**BRIEF**.
Show every line in the data below that contains the string "exponent".

**SUPPLIED INFORMATION**.
--------------------------------

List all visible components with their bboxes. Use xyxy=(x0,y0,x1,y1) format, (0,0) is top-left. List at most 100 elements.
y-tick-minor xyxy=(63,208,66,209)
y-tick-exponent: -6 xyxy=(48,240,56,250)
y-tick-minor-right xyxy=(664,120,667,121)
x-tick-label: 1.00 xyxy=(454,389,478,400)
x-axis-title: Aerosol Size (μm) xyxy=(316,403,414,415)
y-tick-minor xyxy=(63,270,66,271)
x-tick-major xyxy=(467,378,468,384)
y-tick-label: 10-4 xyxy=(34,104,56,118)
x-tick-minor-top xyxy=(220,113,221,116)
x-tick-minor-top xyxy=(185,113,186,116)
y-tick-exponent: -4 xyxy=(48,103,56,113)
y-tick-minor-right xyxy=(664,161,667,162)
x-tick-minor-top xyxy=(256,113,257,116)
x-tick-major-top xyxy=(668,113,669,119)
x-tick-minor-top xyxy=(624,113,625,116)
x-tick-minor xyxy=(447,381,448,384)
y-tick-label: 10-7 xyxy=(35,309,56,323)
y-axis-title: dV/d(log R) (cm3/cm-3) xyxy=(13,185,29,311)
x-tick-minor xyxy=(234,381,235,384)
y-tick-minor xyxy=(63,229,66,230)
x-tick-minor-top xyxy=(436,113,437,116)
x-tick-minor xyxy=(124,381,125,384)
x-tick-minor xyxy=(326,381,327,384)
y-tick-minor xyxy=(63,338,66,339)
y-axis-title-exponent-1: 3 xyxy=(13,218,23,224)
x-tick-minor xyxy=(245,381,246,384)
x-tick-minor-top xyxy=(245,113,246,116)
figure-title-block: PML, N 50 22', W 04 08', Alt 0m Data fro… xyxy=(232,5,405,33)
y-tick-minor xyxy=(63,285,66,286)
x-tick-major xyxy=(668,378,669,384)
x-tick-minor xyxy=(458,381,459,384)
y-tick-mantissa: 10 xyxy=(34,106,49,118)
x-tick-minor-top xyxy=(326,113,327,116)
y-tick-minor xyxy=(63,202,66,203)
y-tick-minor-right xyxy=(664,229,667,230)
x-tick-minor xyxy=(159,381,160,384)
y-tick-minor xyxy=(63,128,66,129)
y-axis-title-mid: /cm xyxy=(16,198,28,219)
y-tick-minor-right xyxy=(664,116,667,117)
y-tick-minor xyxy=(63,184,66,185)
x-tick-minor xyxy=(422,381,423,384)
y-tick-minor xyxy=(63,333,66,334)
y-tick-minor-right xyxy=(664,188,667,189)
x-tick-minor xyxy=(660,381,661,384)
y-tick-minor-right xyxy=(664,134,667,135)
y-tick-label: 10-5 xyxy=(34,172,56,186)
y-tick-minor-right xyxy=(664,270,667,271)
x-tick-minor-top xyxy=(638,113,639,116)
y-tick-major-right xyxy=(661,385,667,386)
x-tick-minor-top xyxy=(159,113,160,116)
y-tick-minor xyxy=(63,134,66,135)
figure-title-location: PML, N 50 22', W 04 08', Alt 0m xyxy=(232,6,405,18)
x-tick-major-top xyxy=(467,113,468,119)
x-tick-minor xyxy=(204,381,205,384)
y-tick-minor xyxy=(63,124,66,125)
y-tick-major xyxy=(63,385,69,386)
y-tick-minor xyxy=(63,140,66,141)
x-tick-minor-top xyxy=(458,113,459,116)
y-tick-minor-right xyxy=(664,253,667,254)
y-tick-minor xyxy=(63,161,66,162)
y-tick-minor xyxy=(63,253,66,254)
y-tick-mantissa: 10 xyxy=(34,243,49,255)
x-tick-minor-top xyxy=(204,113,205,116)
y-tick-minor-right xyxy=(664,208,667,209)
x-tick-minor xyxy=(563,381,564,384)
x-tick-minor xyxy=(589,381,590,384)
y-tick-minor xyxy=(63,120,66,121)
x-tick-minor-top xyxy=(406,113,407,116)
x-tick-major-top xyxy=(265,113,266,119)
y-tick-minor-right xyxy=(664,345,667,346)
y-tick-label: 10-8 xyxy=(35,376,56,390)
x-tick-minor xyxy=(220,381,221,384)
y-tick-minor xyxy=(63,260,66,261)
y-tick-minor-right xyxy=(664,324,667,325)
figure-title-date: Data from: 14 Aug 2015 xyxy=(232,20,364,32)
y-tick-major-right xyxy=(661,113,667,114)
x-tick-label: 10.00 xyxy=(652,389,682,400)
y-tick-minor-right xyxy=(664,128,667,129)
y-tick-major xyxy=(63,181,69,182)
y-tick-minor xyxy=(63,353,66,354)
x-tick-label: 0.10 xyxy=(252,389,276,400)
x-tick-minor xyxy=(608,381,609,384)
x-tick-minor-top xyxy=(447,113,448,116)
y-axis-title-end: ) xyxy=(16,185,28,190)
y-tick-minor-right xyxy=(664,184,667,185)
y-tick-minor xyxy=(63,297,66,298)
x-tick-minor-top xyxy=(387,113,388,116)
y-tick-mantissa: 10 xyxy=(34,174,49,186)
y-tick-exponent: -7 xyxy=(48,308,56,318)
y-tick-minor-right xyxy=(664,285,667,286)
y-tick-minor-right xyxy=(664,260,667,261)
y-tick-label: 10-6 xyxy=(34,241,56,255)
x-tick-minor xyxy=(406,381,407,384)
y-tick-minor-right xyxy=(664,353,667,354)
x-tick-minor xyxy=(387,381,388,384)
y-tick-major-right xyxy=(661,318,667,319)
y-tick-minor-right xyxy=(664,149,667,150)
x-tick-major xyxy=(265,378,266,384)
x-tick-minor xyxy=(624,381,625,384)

--------------------------------

**EXERCISE SOLUTION**.
y-tick-exponent: -6 xyxy=(48,240,56,250)
y-tick-exponent: -4 xyxy=(48,103,56,113)
y-axis-title-exponent-1: 3 xyxy=(13,218,23,224)
y-tick-exponent: -7 xyxy=(48,308,56,318)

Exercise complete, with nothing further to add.